### DATA IN THIS EXERCISE
——————
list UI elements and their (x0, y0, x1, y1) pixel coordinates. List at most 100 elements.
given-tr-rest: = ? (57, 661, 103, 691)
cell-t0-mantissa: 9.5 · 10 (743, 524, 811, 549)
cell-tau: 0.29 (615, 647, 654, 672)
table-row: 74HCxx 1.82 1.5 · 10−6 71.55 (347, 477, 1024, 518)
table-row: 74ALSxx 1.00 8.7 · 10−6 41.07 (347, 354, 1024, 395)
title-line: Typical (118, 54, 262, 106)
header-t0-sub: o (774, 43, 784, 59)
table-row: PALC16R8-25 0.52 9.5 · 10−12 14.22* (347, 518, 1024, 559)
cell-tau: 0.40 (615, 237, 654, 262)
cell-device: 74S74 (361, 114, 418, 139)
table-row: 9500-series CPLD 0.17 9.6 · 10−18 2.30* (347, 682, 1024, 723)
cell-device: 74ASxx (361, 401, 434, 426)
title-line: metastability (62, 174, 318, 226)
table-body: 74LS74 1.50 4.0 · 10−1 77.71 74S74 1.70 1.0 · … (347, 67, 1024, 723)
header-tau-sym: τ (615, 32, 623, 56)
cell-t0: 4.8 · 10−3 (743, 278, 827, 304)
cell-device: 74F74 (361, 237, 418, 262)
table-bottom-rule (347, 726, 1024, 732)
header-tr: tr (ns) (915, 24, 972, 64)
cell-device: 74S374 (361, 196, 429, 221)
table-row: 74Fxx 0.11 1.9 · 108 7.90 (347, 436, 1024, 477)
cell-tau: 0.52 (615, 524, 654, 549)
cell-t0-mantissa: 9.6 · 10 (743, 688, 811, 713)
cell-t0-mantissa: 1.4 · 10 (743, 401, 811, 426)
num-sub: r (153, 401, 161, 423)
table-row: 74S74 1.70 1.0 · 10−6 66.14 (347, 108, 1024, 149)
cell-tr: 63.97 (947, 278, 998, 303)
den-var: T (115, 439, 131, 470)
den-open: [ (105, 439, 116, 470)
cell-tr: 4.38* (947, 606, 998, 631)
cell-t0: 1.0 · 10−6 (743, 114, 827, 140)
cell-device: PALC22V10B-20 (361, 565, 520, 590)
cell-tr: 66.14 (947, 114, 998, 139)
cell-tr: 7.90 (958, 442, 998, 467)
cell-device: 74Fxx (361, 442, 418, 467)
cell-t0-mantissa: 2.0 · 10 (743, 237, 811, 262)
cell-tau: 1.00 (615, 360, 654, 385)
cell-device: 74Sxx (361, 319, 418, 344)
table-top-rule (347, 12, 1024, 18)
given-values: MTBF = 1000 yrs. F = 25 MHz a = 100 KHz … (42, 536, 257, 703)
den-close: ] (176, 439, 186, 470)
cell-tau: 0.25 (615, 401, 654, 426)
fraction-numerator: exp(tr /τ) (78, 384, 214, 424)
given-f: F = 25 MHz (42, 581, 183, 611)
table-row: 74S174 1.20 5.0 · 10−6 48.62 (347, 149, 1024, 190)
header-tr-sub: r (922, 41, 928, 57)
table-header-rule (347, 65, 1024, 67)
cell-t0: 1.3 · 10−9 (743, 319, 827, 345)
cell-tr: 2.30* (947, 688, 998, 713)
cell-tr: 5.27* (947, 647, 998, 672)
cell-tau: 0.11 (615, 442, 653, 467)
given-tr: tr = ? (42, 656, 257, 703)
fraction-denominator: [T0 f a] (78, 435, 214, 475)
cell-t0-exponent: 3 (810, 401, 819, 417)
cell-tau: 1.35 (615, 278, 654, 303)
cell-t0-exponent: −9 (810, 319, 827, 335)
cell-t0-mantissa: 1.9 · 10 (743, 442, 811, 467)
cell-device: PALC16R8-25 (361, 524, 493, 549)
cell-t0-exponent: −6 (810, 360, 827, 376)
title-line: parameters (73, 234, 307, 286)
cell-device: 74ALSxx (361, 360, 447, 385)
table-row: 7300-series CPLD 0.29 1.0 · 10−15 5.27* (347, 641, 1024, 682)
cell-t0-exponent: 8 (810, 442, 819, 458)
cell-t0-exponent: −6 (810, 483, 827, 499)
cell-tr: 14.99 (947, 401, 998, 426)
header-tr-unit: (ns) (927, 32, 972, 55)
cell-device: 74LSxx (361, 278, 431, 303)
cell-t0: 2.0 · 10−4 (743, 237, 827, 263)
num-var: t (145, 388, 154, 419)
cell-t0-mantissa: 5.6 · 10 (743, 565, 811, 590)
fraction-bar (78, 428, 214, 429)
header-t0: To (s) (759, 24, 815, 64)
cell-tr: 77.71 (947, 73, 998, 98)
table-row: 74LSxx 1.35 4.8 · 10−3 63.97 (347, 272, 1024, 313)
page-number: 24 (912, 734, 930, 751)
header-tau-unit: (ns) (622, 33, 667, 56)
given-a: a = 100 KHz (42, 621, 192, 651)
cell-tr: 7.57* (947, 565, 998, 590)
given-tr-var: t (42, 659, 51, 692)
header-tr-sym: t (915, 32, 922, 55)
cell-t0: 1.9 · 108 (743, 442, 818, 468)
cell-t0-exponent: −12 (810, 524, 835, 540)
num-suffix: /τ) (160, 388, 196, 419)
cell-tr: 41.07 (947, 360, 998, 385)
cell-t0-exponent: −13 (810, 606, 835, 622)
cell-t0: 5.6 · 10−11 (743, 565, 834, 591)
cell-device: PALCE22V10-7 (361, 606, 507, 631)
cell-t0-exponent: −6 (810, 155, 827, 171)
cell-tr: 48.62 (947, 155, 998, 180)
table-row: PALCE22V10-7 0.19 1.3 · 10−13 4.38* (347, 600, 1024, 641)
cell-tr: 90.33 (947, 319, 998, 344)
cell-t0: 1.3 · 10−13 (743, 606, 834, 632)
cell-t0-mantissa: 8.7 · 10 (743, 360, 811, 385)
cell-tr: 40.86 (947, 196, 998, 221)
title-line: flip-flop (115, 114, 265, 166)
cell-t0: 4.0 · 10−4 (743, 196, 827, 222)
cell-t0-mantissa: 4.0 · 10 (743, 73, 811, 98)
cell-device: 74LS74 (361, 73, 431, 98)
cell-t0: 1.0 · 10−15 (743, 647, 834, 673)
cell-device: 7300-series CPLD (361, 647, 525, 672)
——————
Rewrite the data as a JSON list of strings, one string per line and no blank lines. Begin at the first line of the data and stop after the line that contains "den-var: T (115, 439, 131, 470)".

[
  "list UI elements and their (x0, y0, x1, y1) pixel coordinates. List at most 100 elements.",
  "given-tr-rest: = ? (57, 661, 103, 691)",
  "cell-t0-mantissa: 9.5 · 10 (743, 524, 811, 549)",
  "cell-tau: 0.29 (615, 647, 654, 672)",
  "table-row: 74HCxx 1.82 1.5 · 10−6 71.55 (347, 477, 1024, 518)",
  "table-row: 74ALSxx 1.00 8.7 · 10−6 41.07 (347, 354, 1024, 395)",
  "title-line: Typical (118, 54, 262, 106)",
  "header-t0-sub: o (774, 43, 784, 59)",
  "table-row: PALC16R8-25 0.52 9.5 · 10−12 14.22* (347, 518, 1024, 559)",
  "cell-tau: 0.40 (615, 237, 654, 262)",
  "cell-device: 74S74 (361, 114, 418, 139)",
  "table-row: 9500-series CPLD 0.17 9.6 · 10−18 2.30* (347, 682, 1024, 723)",
  "cell-device: 74ASxx (361, 401, 434, 426)",
  "title-line: metastability (62, 174, 318, 226)",
  "table-body: 74LS74 1.50 4.0 · 10−1 77.71 74S74 1.70 1.0 · … (347, 67, 1024, 723)",
  "header-tau-sym: τ (615, 32, 623, 56)",
  "cell-t0: 4.8 · 10−3 (743, 278, 827, 304)",
  "cell-device: 74F74 (361, 237, 418, 262)",
  "table-bottom-rule (347, 726, 1024, 732)",
  "header-tr: tr (ns) (915, 24, 972, 64)",
  "cell-device: 74S374 (361, 196, 429, 221)",
  "table-row: 74Fxx 0.11 1.9 · 108 7.90 (347, 436, 1024, 477)",
  "cell-tau: 0.52 (615, 524, 654, 549)",
  "cell-t0-mantissa: 9.6 · 10 (743, 688, 811, 713)",
  "cell-t0-mantissa: 1.4 · 10 (743, 401, 811, 426)",
  "num-sub: r (153, 401, 161, 423)",
  "table-row: 74S74 1.70 1.0 · 10−6 66.14 (347, 108, 1024, 149)",
  "cell-tr: 63.97 (947, 278, 998, 303)",
  "den-var: T (115, 439, 131, 470)"
]